# Task instructions
- 1) In the IPO passage below, how much money did Facebook raise when it listed on the Nasdaq Stock Market in 2012?
- 2) Turn the paragraph of the IPO passage beginning "Because the process is less regulated" into a short bulleted list that keeps its main facts.

Disrupting the IPO

After relying on venture capital to kick-start their initial growth, start-ups seeking to further expand operations have traditionally been forced to either seek an M&A partner or go public via an initial public offering (IPO). When being acquired isn’t an option or desirable, the IPO has long been seen as the best way forward.

An IPO, of course, isn’t simple to conduct. The process is heavily regulated, involving investment banks, law firms, and a stock exchange on which a company publicly issues and sells shares that any investor can buy and sell. Nevertheless, this is how Facebook raised US$16 billion in 2012, when it became publicly listed on the Nasdaq Stock Market.

But that was so yesterday. After all, recent developments in distributed ledger technology have created a new digital avenue for fundraising that has already started to disrupt demand for IPOs, at least in the fintech world.

Over the past year, five blockchain-based organizations have bypassed traditional avenues for raising cash (e.g., IPOs), choosing instead to rely on initial coin offerings (ICOs)—whereby investors buy cryptocurrency (or cryptographic tokens) issued by the organization onto a blockchain. In each case, the organizations in question raised more than US$150 million to fund their growth in sectors such as decentralized cloud storage (Filecoin) or distributed ledger technology (Tezos).

Because the process is less regulated and bypasses traditional intermediaries such as investment banks, ICOs represent a faster and cheaper way to raise money. Furthermore, an ICO can be a way for the issuer to build a user base and create word-of-mouth among prospective customers before products are even launched. For individual investors, ICOs provide an opportunity to invest across national borders in ventures with high-growth potential.

# Material

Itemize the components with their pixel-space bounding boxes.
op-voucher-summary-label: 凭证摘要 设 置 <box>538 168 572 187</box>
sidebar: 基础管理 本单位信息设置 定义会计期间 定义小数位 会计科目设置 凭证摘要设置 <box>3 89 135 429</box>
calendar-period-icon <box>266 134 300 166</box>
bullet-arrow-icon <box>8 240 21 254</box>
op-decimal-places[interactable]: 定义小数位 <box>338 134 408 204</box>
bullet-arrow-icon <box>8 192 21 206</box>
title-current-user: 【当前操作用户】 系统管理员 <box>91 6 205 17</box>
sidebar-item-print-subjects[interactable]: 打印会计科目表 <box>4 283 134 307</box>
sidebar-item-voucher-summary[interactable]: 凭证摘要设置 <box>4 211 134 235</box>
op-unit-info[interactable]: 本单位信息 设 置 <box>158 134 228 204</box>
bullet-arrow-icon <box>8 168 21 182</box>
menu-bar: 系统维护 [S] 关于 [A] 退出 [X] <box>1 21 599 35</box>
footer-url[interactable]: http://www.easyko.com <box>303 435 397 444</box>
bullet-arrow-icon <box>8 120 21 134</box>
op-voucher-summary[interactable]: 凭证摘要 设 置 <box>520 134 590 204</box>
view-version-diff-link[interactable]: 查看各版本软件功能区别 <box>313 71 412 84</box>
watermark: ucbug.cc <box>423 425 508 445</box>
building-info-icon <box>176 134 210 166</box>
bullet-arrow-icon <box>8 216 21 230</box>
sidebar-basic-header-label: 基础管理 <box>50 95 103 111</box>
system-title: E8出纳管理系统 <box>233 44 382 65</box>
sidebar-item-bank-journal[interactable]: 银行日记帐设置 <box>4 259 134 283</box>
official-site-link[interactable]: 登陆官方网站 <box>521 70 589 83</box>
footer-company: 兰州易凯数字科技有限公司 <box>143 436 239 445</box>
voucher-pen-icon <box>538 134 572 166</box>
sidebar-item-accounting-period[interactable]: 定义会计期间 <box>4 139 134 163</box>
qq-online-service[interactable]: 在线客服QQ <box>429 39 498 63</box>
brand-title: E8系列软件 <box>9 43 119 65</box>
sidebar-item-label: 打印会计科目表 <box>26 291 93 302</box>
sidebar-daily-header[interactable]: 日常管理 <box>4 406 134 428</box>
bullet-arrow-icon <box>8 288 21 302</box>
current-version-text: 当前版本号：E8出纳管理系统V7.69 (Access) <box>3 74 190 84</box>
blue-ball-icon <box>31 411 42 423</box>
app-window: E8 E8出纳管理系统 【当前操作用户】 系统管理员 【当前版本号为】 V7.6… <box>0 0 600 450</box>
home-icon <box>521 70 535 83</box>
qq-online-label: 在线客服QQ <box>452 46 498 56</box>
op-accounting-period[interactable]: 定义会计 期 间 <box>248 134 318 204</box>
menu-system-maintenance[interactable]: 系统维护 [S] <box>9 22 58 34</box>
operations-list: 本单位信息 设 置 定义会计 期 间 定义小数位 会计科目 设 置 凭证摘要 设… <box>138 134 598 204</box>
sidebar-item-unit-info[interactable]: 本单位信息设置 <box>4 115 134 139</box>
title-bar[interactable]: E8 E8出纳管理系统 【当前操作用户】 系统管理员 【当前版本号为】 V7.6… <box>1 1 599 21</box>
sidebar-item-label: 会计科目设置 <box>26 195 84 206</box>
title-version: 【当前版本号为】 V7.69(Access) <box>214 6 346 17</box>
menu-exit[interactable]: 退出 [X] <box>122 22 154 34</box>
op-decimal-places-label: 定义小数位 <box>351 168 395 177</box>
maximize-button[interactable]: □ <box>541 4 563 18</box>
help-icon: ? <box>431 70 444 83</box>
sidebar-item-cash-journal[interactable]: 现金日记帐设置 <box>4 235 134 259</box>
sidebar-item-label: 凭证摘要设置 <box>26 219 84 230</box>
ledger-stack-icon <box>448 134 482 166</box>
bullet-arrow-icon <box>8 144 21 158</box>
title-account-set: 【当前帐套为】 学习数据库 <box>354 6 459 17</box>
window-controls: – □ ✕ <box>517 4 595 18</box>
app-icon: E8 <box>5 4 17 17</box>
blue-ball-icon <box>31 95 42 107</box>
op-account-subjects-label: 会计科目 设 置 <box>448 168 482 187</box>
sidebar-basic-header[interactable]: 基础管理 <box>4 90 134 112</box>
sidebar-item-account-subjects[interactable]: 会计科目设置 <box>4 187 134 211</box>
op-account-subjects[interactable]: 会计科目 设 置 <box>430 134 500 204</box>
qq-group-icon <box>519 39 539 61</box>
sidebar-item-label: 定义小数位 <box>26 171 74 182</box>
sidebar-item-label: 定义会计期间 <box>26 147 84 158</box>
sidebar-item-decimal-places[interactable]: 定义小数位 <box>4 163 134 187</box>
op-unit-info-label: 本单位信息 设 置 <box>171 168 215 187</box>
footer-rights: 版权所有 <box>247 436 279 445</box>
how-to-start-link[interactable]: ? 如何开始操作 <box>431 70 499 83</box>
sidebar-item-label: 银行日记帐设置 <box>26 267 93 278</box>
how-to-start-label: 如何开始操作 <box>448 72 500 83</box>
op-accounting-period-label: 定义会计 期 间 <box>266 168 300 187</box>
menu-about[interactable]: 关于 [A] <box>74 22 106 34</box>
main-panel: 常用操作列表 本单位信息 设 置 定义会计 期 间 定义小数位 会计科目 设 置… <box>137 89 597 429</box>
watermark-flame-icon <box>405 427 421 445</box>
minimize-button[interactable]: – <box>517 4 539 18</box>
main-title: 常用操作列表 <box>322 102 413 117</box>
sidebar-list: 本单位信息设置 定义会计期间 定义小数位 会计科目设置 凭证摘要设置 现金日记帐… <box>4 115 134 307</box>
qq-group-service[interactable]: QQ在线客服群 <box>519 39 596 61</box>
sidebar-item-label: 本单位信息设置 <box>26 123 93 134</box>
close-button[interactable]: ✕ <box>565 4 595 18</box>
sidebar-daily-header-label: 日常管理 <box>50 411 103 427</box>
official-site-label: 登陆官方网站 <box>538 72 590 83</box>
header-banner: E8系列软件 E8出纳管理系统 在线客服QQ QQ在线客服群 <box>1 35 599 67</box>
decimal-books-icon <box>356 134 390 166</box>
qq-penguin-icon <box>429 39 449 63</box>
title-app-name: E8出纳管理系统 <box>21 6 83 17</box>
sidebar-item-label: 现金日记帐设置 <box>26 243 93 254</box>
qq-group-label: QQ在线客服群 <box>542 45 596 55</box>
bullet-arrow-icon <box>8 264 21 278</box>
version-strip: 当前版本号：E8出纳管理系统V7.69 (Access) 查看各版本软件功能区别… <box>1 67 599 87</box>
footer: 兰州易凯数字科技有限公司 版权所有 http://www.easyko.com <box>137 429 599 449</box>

# Solutions
- 1) US$16 billion.

- 2)
- ICOs are less regulated and bypass intermediaries such as investment banks, making them a faster and cheaper way to raise money.
- An ICO can help the issuer build a user base and generate word-of-mouth among prospective customers before products launch.
- ICOs let individual investors put money across national borders into ventures with high-growth potential.